Data items
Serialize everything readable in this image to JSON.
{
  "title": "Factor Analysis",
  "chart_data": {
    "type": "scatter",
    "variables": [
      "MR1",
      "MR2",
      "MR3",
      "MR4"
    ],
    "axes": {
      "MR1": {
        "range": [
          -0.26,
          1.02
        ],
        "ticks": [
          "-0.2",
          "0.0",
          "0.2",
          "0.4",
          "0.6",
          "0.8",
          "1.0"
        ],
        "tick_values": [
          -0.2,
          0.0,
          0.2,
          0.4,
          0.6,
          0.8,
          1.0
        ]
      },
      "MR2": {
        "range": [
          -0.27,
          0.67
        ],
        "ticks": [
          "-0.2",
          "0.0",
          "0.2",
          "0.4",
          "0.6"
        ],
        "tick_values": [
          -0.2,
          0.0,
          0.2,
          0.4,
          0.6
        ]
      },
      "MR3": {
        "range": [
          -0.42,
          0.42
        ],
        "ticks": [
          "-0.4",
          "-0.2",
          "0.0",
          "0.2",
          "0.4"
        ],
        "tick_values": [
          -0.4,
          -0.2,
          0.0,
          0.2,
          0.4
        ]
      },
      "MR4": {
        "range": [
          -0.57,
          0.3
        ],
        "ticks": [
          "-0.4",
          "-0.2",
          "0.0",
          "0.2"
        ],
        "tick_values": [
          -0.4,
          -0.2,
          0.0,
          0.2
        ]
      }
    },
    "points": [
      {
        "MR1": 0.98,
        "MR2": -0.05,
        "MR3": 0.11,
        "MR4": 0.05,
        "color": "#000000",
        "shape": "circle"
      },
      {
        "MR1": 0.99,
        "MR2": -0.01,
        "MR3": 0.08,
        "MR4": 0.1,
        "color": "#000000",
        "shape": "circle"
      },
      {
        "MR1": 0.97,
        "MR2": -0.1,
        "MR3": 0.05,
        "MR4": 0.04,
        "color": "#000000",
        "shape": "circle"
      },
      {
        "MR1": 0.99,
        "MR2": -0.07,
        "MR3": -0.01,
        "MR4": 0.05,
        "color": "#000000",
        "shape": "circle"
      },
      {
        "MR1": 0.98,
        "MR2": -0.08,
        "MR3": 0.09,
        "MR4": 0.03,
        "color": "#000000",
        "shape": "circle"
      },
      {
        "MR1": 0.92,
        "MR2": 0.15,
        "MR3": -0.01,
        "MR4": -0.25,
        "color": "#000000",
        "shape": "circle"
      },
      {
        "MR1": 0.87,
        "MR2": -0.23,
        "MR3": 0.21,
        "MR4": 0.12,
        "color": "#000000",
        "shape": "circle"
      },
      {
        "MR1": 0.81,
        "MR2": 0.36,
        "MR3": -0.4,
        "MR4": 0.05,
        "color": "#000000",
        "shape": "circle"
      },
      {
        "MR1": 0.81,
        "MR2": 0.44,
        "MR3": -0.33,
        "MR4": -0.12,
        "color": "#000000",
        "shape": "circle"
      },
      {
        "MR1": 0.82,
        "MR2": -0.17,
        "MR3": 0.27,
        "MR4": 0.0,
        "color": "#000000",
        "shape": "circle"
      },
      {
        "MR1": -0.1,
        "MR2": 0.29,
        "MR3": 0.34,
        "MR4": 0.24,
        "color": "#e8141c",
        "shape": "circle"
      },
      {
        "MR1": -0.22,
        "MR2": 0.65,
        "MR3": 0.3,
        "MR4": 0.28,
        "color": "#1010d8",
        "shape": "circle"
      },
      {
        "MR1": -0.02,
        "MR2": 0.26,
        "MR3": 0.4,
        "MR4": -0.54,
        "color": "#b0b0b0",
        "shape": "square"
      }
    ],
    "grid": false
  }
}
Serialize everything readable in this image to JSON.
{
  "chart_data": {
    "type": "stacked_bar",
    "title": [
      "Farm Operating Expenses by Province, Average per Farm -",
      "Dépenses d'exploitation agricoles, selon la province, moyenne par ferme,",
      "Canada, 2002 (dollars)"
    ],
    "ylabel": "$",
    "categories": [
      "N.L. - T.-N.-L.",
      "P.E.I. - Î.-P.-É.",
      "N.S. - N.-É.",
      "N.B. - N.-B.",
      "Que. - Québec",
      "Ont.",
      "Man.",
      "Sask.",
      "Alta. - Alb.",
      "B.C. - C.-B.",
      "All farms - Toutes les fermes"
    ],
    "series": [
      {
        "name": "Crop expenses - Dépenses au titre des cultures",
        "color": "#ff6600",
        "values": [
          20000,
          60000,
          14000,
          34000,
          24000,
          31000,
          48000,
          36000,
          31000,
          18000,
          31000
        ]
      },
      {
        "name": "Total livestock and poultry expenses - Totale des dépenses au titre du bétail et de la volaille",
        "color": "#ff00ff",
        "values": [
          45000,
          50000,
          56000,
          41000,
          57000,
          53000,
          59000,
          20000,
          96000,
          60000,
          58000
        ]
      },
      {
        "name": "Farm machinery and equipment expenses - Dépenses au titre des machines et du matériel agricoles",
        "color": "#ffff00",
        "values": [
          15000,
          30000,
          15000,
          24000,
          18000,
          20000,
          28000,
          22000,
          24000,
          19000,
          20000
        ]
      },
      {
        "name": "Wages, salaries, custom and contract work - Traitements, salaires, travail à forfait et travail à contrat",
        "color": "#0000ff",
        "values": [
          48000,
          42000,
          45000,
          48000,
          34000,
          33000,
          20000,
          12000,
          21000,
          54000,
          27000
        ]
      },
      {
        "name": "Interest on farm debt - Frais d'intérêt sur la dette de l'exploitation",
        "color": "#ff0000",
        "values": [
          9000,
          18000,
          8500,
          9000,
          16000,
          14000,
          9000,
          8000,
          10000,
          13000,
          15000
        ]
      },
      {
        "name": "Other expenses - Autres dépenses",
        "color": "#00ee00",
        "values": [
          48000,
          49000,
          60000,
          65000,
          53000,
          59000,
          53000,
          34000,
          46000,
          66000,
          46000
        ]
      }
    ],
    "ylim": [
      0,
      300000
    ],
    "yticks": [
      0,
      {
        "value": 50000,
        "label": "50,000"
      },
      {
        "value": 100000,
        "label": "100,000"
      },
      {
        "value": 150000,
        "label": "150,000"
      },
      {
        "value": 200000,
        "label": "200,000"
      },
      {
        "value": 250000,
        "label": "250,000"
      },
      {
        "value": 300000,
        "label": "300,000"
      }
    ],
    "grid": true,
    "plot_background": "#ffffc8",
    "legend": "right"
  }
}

> **GOAL OF THE EXERCISE**: Return all lines with the word "titre" in them.

> **TASK SOLUTION**:
        "name": "Crop expenses - Dépenses au titre des cultures",
        "name": "Total livestock and poultry expenses - Totale des dépenses au titre du bétail et de la volaille",
        "name": "Farm machinery and equipment expenses - Dépenses au titre des machines et du matériel agricoles",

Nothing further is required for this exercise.